_Requirement_.
Repeat the whole listing exactly as written.

==============================

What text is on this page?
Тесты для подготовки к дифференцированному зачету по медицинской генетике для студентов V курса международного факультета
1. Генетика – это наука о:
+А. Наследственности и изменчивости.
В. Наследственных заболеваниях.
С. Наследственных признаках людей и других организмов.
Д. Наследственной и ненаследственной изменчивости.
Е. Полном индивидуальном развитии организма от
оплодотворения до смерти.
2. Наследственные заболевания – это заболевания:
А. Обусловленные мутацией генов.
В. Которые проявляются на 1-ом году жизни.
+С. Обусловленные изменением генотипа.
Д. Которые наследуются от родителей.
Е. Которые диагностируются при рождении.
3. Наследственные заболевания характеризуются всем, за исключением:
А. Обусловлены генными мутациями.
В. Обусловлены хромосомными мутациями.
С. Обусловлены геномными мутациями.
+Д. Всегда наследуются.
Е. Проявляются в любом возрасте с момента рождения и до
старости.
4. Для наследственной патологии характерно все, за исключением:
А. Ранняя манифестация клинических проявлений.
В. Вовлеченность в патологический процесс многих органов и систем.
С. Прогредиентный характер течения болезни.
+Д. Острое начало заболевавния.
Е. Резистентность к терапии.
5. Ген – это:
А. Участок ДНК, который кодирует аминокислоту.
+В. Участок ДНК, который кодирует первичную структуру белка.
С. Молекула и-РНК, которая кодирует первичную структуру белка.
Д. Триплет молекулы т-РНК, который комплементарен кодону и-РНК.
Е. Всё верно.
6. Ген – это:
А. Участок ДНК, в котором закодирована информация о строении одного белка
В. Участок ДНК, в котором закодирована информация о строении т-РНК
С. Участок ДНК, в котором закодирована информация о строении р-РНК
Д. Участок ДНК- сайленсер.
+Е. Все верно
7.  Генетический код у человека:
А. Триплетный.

==============================

_Solved exercise_.
What text is on this page?
Тесты для подготовки к дифференцированному зачету по медицинской генетике для студентов V курса международного факультета
1. Генетика – это наука о:
+А. Наследственности и изменчивости.
В. Наследственных заболеваниях.
С. Наследственных признаках людей и других организмов.
Д. Наследственной и ненаследственной изменчивости.
Е. Полном индивидуальном развитии организма от
оплодотворения до смерти.
2. Наследственные заболевания – это заболевания:
А. Обусловленные мутацией генов.
В. Которые проявляются на 1-ом году жизни.
+С. Обусловленные изменением генотипа.
Д. Которые наследуются от родителей.
Е. Которые диагностируются при рождении.
3. Наследственные заболевания характеризуются всем, за исключением:
А. Обусловлены генными мутациями.
В. Обусловлены хромосомными мутациями.
С. Обусловлены геномными мутациями.
+Д. Всегда наследуются.
Е. Проявляются в любом возрасте с момента рождения и до
старости.
4. Для наследственной патологии характерно все, за исключением:
А. Ранняя манифестация клинических проявлений.
В. Вовлеченность в патологический процесс многих органов и систем.
С. Прогредиентный характер течения болезни.
+Д. Острое начало заболевавния.
Е. Резистентность к терапии.
5. Ген – это:
А. Участок ДНК, который кодирует аминокислоту.
+В. Участок ДНК, который кодирует первичную структуру белка.
С. Молекула и-РНК, которая кодирует первичную структуру белка.
Д. Триплет молекулы т-РНК, который комплементарен кодону и-РНК.
Е. Всё верно.
6. Ген – это:
А. Участок ДНК, в котором закодирована информация о строении одного белка
В. Участок ДНК, в котором закодирована информация о строении т-РНК
С. Участок ДНК, в котором закодирована информация о строении р-РНК
Д. Участок ДНК- сайленсер.
+Е. Все верно
7.  Генетический код у человека:
А. Триплетный.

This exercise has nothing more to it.